Text extract »
The second to the last segment begins with an old time radio show announcer and then Bing Crosby singing "I'll Be Seeing You." I found school picture head shots of my mom and each of my aunts, as well as portrait sittings of each of them with their dad. I paired these up and did a crossover fade so that the picture of them as a little kid melts away into a picture of them as an adult. Most of the pictures in this segment are of my mom and her sisters growing up.
The final segment is set to the Mormon Tabernacle Choir singing "Come, Thou Fount of Every Blessing" and includes landscapes of Utah and Wyoming along I-80, as well as pictures of landmarks in Green River, Wyoming, where my grandparents lived for 60 years. Pictures from my grandpa's funeral are included in this segment and the series ends with family portraits that were taken this spring in Salt Lake where we'd all gathered for his burial. The final shots are of my mom and her three sisters, my grandparents, and the Salt Lake Temple, where my grandparents were married in 1942.
At the very end, after all the pictures, I threw in credits as a joke and set it to Aaron Copland's Corral Nocturne.
All in all, I think it's going to be a good gift. I watched it the other night and found all kinds of things I would have done differently, but that's just me being my own worst critic. I've worked on it so long, I'm practically over it and have decided it is what it is. My dad and my siblings assure me Mom will be moved.
And now, I'm off to bed, otherwise Santa Claus won't come!
Merry Christmas friends and fellow bloggers!

Exercise task A »
Retype the lines in the entries from the line with "473, 228, 486]" up to and including the line with "67, 47, 73]".
The blog post above and the entries that come next have nothing to do with each other.

Sample from a dataset »
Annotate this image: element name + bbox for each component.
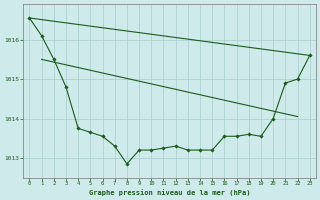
X-axis label: Graphe pression niveau de la mer (hPa): Graphe pression niveau de la mer (hPa) <box>89 189 250 196</box>
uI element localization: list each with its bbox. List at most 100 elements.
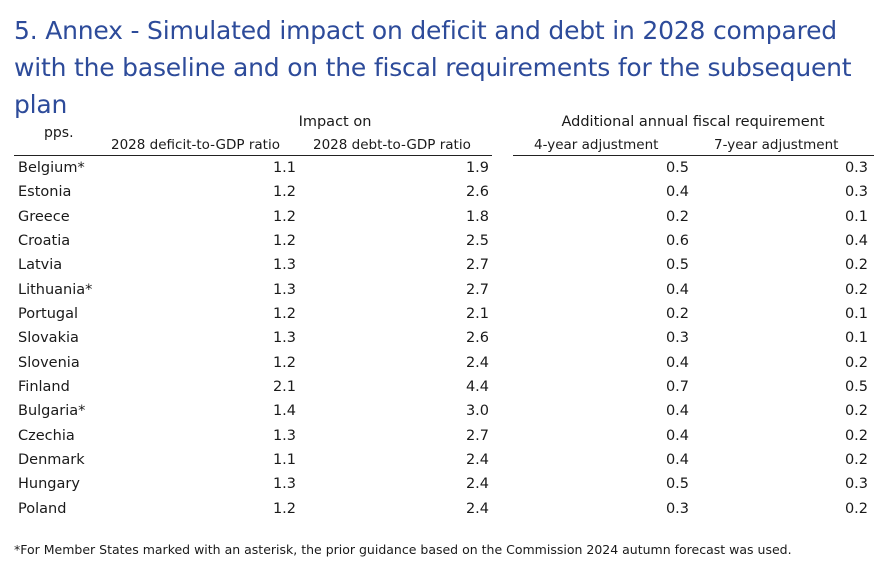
debt-cell: 2.6 xyxy=(465,184,489,201)
table-row: Poland 1.2 2.4 0.3 0.2 xyxy=(0,498,892,522)
column-header-debt: 2028 debt-to-GDP ratio xyxy=(313,137,471,153)
country-cell: Belgium* xyxy=(18,160,85,176)
header-divider-right xyxy=(513,155,874,156)
debt-cell: 2.4 xyxy=(465,500,489,517)
country-cell: Slovakia xyxy=(18,330,79,347)
country-cell: Lithuania* xyxy=(18,281,93,298)
adjustment-4y-cell: 0.4 xyxy=(665,427,689,444)
deficit-cell: 1.3 xyxy=(272,257,296,274)
debt-cell: 2.4 xyxy=(465,452,489,469)
table-row: Slovakia 1.3 2.6 0.3 0.1 xyxy=(0,327,892,351)
column-header-7-year: 7-year adjustment xyxy=(714,137,839,153)
column-header-deficit: 2028 deficit-to-GDP ratio xyxy=(111,137,280,153)
debt-cell: 2.7 xyxy=(465,257,489,274)
table-row: Latvia 1.3 2.7 0.5 0.2 xyxy=(0,254,892,278)
deficit-cell: 1.1 xyxy=(272,452,296,469)
debt-cell: 2.7 xyxy=(465,427,489,444)
debt-cell: 2.6 xyxy=(465,330,489,347)
debt-cell: 2.4 xyxy=(465,476,489,493)
adjustment-4y-cell: 0.3 xyxy=(665,500,689,517)
deficit-cell: 1.3 xyxy=(272,281,296,298)
adjustment-7y-cell: 0.4 xyxy=(844,233,868,250)
debt-cell: 4.4 xyxy=(465,379,489,396)
adjustment-4y-cell: 0.5 xyxy=(665,476,689,493)
table-row: Greece 1.2 1.8 0.2 0.1 xyxy=(0,206,892,230)
country-cell: Poland xyxy=(18,500,67,517)
adjustment-4y-cell: 0.4 xyxy=(665,452,689,469)
deficit-cell: 1.2 xyxy=(272,184,296,201)
deficit-cell: 1.2 xyxy=(272,233,296,250)
deficit-cell: 1.2 xyxy=(272,306,296,323)
adjustment-4y-cell: 0.2 xyxy=(665,306,689,323)
country-cell: Latvia xyxy=(18,257,63,274)
adjustment-4y-cell: 0.3 xyxy=(665,330,689,347)
adjustment-7y-cell: 0.2 xyxy=(844,427,868,444)
unit-label: pps. xyxy=(44,125,74,141)
deficit-cell: 1.2 xyxy=(272,354,296,371)
adjustment-7y-cell: 0.3 xyxy=(844,160,868,176)
deficit-cell: 1.2 xyxy=(272,208,296,225)
debt-cell: 1.8 xyxy=(465,208,489,225)
country-cell: Hungary xyxy=(18,476,80,493)
country-cell: Denmark xyxy=(18,452,85,469)
adjustment-4y-cell: 0.4 xyxy=(665,354,689,371)
adjustment-7y-cell: 0.3 xyxy=(844,476,868,493)
adjustment-7y-cell: 0.2 xyxy=(844,281,868,298)
adjustment-7y-cell: 0.5 xyxy=(844,379,868,396)
adjustment-4y-cell: 0.5 xyxy=(665,257,689,274)
country-cell: Slovenia xyxy=(18,354,80,371)
deficit-cell: 1.2 xyxy=(272,500,296,517)
deficit-cell: 1.3 xyxy=(272,476,296,493)
table-row: Croatia 1.2 2.5 0.6 0.4 xyxy=(0,230,892,254)
debt-cell: 2.5 xyxy=(465,233,489,250)
table-row: Finland 2.1 4.4 0.7 0.5 xyxy=(0,376,892,400)
deficit-cell: 1.3 xyxy=(272,427,296,444)
adjustment-4y-cell: 0.4 xyxy=(665,403,689,420)
column-header-4-year: 4-year adjustment xyxy=(534,137,659,153)
country-cell: Estonia xyxy=(18,184,72,201)
debt-cell: 2.4 xyxy=(465,354,489,371)
table-row: Bulgaria* 1.4 3.0 0.4 0.2 xyxy=(0,400,892,424)
footnote: *For Member States marked with an asteri… xyxy=(14,542,792,557)
table-body: Belgium* 1.1 1.9 0.5 0.3 Estonia 1.2 2.6 0.4 0.3 G… xyxy=(0,157,892,522)
table-row: Hungary 1.3 2.4 0.5 0.3 xyxy=(0,473,892,497)
adjustment-4y-cell: 0.5 xyxy=(665,160,689,176)
table-row: Denmark 1.1 2.4 0.4 0.2 xyxy=(0,449,892,473)
adjustment-4y-cell: 0.7 xyxy=(665,379,689,396)
adjustment-4y-cell: 0.4 xyxy=(665,281,689,298)
table-row: Portugal 1.2 2.1 0.2 0.1 xyxy=(0,303,892,327)
country-cell: Finland xyxy=(18,379,70,396)
deficit-cell: 1.4 xyxy=(272,403,296,420)
adjustment-7y-cell: 0.2 xyxy=(844,500,868,517)
adjustment-7y-cell: 0.2 xyxy=(844,257,868,274)
adjustment-7y-cell: 0.3 xyxy=(844,184,868,201)
adjustment-4y-cell: 0.2 xyxy=(665,208,689,225)
group-header-impact: Impact on xyxy=(298,114,372,130)
country-cell: Bulgaria* xyxy=(18,403,86,420)
debt-cell: 3.0 xyxy=(465,403,489,420)
table-row: Estonia 1.2 2.6 0.4 0.3 xyxy=(0,181,892,205)
debt-cell: 2.1 xyxy=(465,306,489,323)
deficit-cell: 1.1 xyxy=(272,160,296,176)
adjustment-4y-cell: 0.6 xyxy=(665,233,689,250)
deficit-cell: 2.1 xyxy=(272,379,296,396)
debt-cell: 1.9 xyxy=(465,160,489,176)
country-cell: Greece xyxy=(18,208,70,225)
adjustment-7y-cell: 0.2 xyxy=(844,452,868,469)
country-cell: Portugal xyxy=(18,306,79,323)
group-header-additional: Additional annual fiscal requirement xyxy=(561,114,825,130)
country-cell: Czechia xyxy=(18,427,75,444)
adjustment-7y-cell: 0.1 xyxy=(844,330,868,347)
deficit-cell: 1.3 xyxy=(272,330,296,347)
debt-cell: 2.7 xyxy=(465,281,489,298)
table-row: Belgium* 1.1 1.9 0.5 0.3 xyxy=(0,157,892,181)
table-row: Czechia 1.3 2.7 0.4 0.2 xyxy=(0,425,892,449)
adjustment-7y-cell: 0.2 xyxy=(844,354,868,371)
adjustment-7y-cell: 0.1 xyxy=(844,306,868,323)
country-cell: Croatia xyxy=(18,233,71,250)
table-row: Slovenia 1.2 2.4 0.4 0.2 xyxy=(0,352,892,376)
adjustment-7y-cell: 0.2 xyxy=(844,403,868,420)
adjustment-7y-cell: 0.1 xyxy=(844,208,868,225)
table-row: Lithuania* 1.3 2.7 0.4 0.2 xyxy=(0,279,892,303)
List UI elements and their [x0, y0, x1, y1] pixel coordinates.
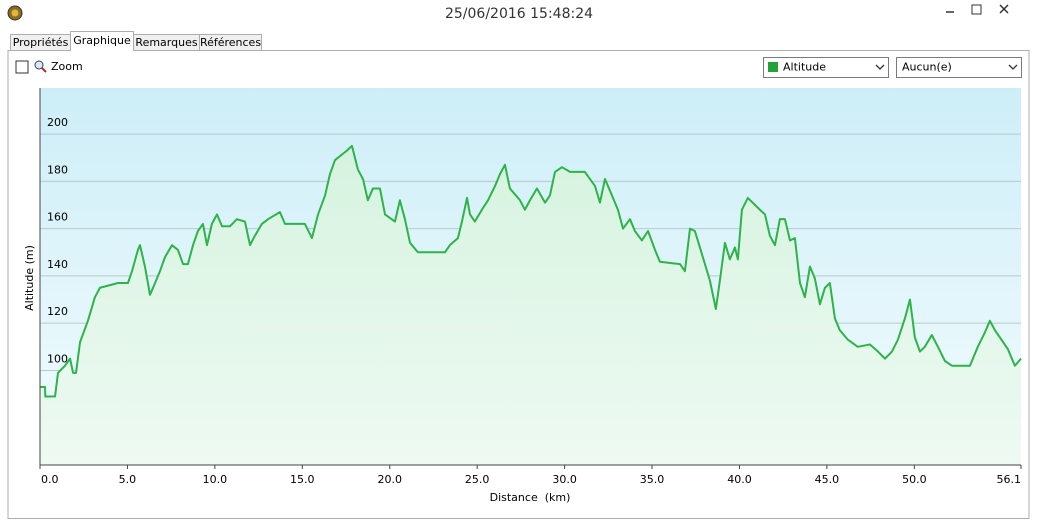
x-tick-label: 10.0	[203, 473, 228, 486]
zoom-label: Zoom	[51, 60, 83, 73]
y-tick-label: 160	[47, 211, 68, 224]
y-tick-label: 200	[47, 116, 68, 129]
zoom-icon	[34, 60, 44, 70]
tab-label: Remarques	[135, 36, 197, 49]
tab-strip: Propriétés Graphique Remarques Références	[10, 31, 262, 52]
zoom-icon-handle	[41, 67, 47, 73]
window-title: 25/06/2016 15:48:24	[445, 6, 593, 22]
y-axis-label: Altitude (m)	[23, 245, 36, 311]
primary-swatch	[768, 62, 778, 72]
x-tick-label: 45.0	[815, 473, 840, 486]
tab-label: Propriétés	[13, 36, 69, 49]
area-fill	[40, 145, 1021, 465]
maximize-button[interactable]	[971, 4, 982, 15]
secondary-dropdown[interactable]	[896, 57, 1022, 78]
title-bar	[0, 0, 1038, 28]
tab-label: Références	[200, 36, 261, 49]
y-tick-label: 180	[47, 163, 68, 176]
x-tick-label: 0.0	[41, 473, 59, 486]
x-axis-label: Distance (km)	[490, 491, 571, 504]
altitude-line	[40, 144, 1022, 398]
tab-join	[71, 50, 133, 52]
x-tick-label: 20.0	[377, 473, 402, 486]
x-tick-label: 50.0	[902, 473, 927, 486]
zoom-checkbox[interactable]	[15, 60, 29, 74]
primary-dropdown[interactable]	[763, 57, 889, 78]
dropdown-arrow	[875, 64, 885, 70]
x-tick-label: 5.0	[119, 473, 137, 486]
tab-label: Graphique	[73, 34, 131, 47]
y-tick-label: 140	[47, 258, 68, 271]
x-tick-label: 30.0	[552, 473, 577, 486]
x-tick-label: 56.1	[997, 473, 1022, 486]
app-icon-inner	[11, 9, 19, 17]
primary-dropdown-label: Altitude	[783, 61, 826, 74]
x-tick-label: 35.0	[640, 473, 665, 486]
x-tick-label: 25.0	[465, 473, 490, 486]
tab[interactable]	[199, 34, 262, 51]
x-tick-label: 15.0	[290, 473, 315, 486]
plot: 801001201401601802000.05.010.015.020.025…	[39, 88, 1022, 486]
close-button[interactable]	[999, 4, 1009, 14]
x-tick-label: 40.0	[727, 473, 752, 486]
y-tick-label: 120	[47, 305, 68, 318]
dropdown-arrow	[1008, 64, 1018, 70]
secondary-dropdown-label: Aucun(e)	[902, 61, 952, 74]
y-tick-label: 100	[47, 352, 68, 365]
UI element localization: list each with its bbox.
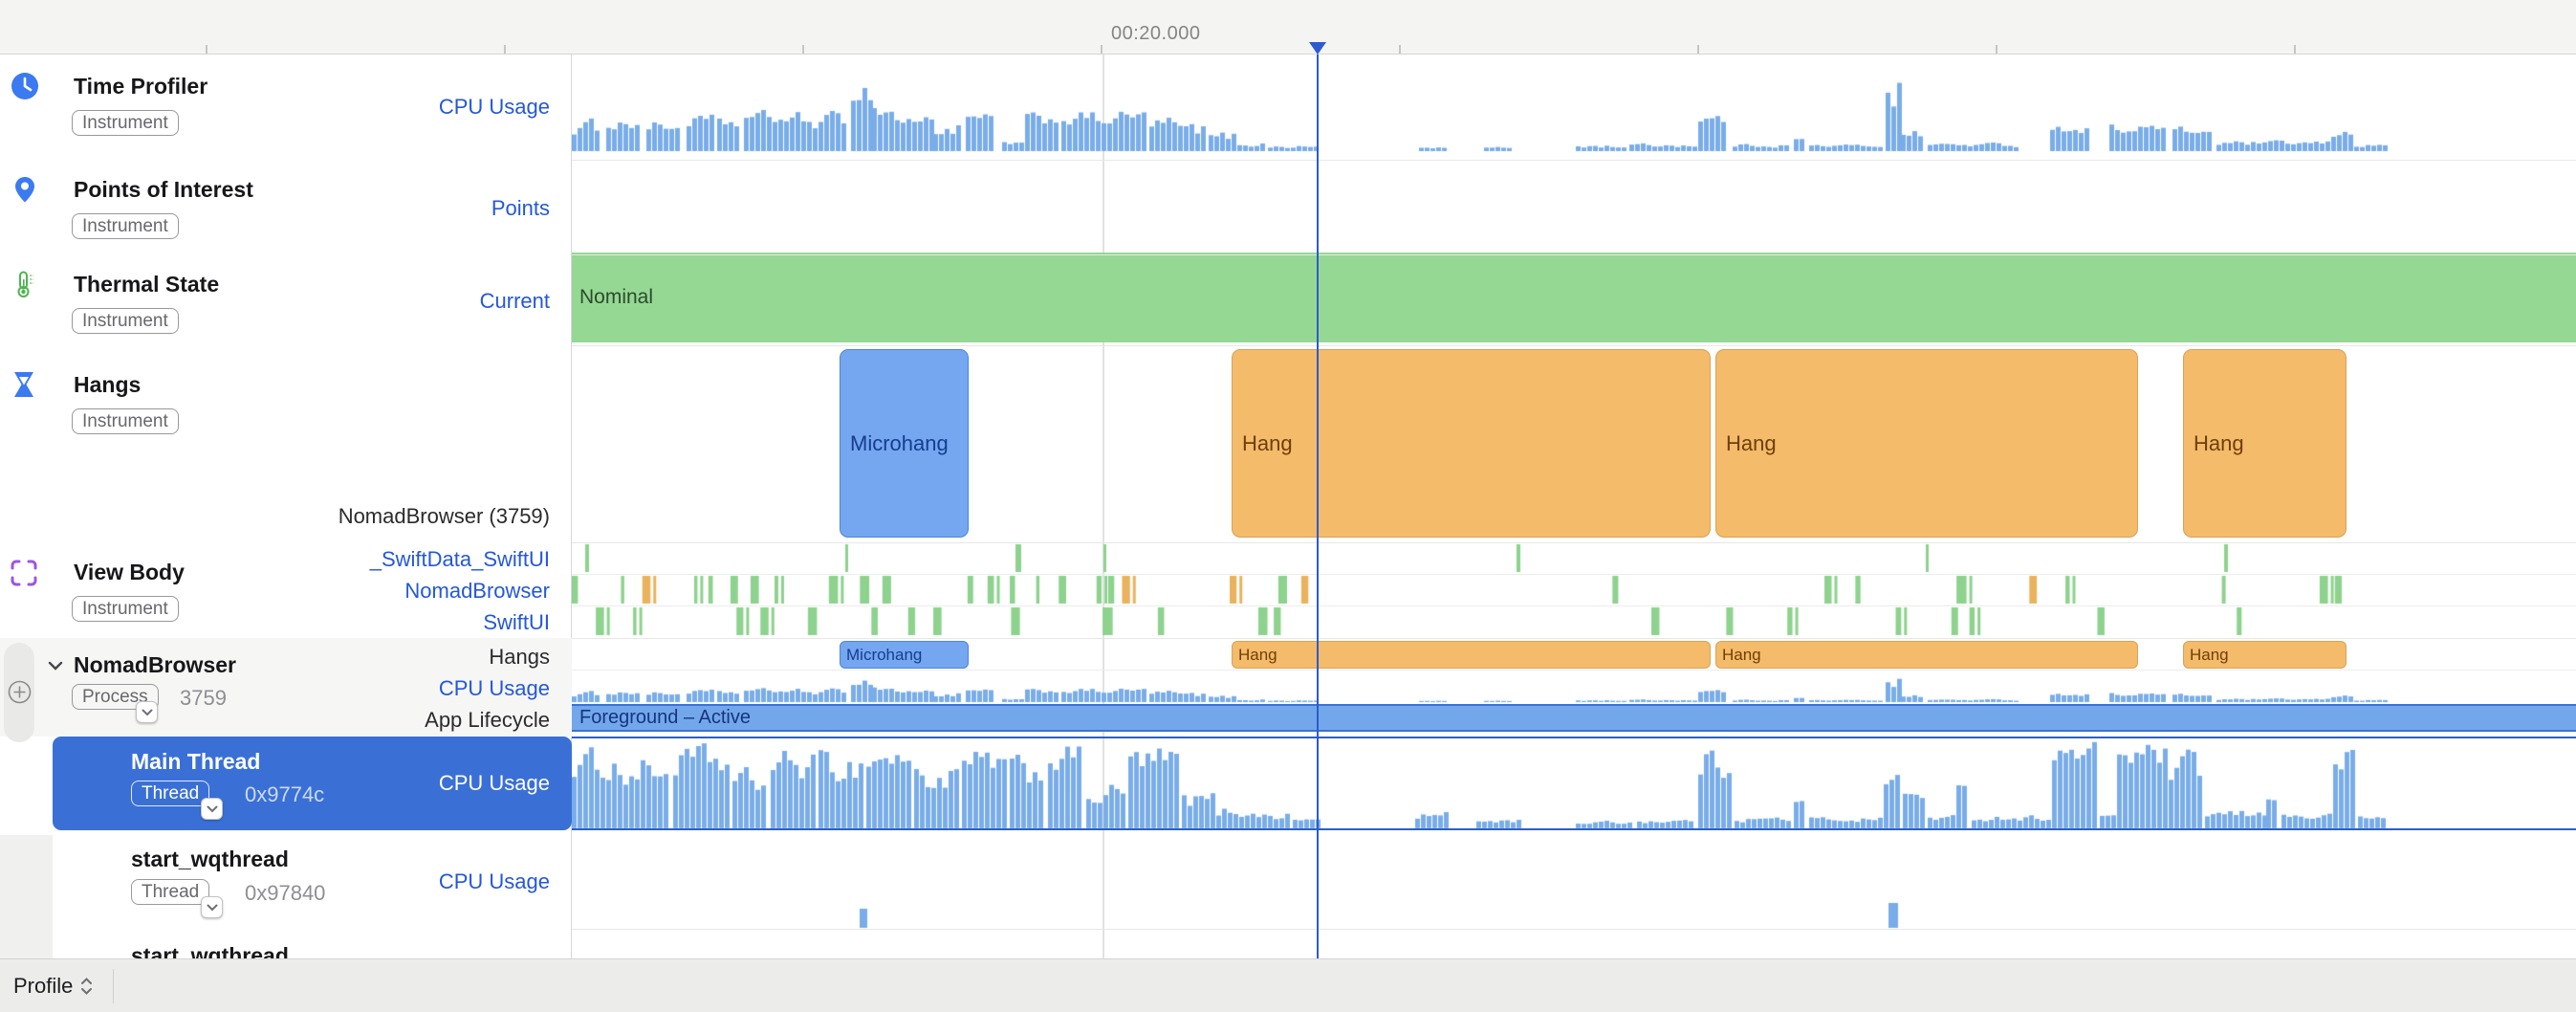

Exercise task B »
Echo the blog post word for word, from "All in all, I" up to and including "will be moved.".

Correct response A »
x-tick-label: 10.0	[203, 473, 228, 486]
zoom-label: Zoom	[51, 60, 83, 73]
y-tick-label: 160	[47, 211, 68, 224]
y-tick-label: 200	[47, 116, 68, 129]
zoom-icon	[34, 60, 44, 70]
tab-label: Remarques	[135, 36, 197, 49]
tab-strip: Propriétés Graphique Remarques Références	[10, 31, 262, 52]
zoom-icon-handle	[41, 67, 47, 73]

Correct response B »
All in all, I think it's going to be a good gift. I watched it the other night and found all kinds of things I would have done differently, but that's just me being my own worst critic. I've worked on it so long, I'm practically over it and have decided it is what it is. My dad and my siblings assure me Mom will be moved.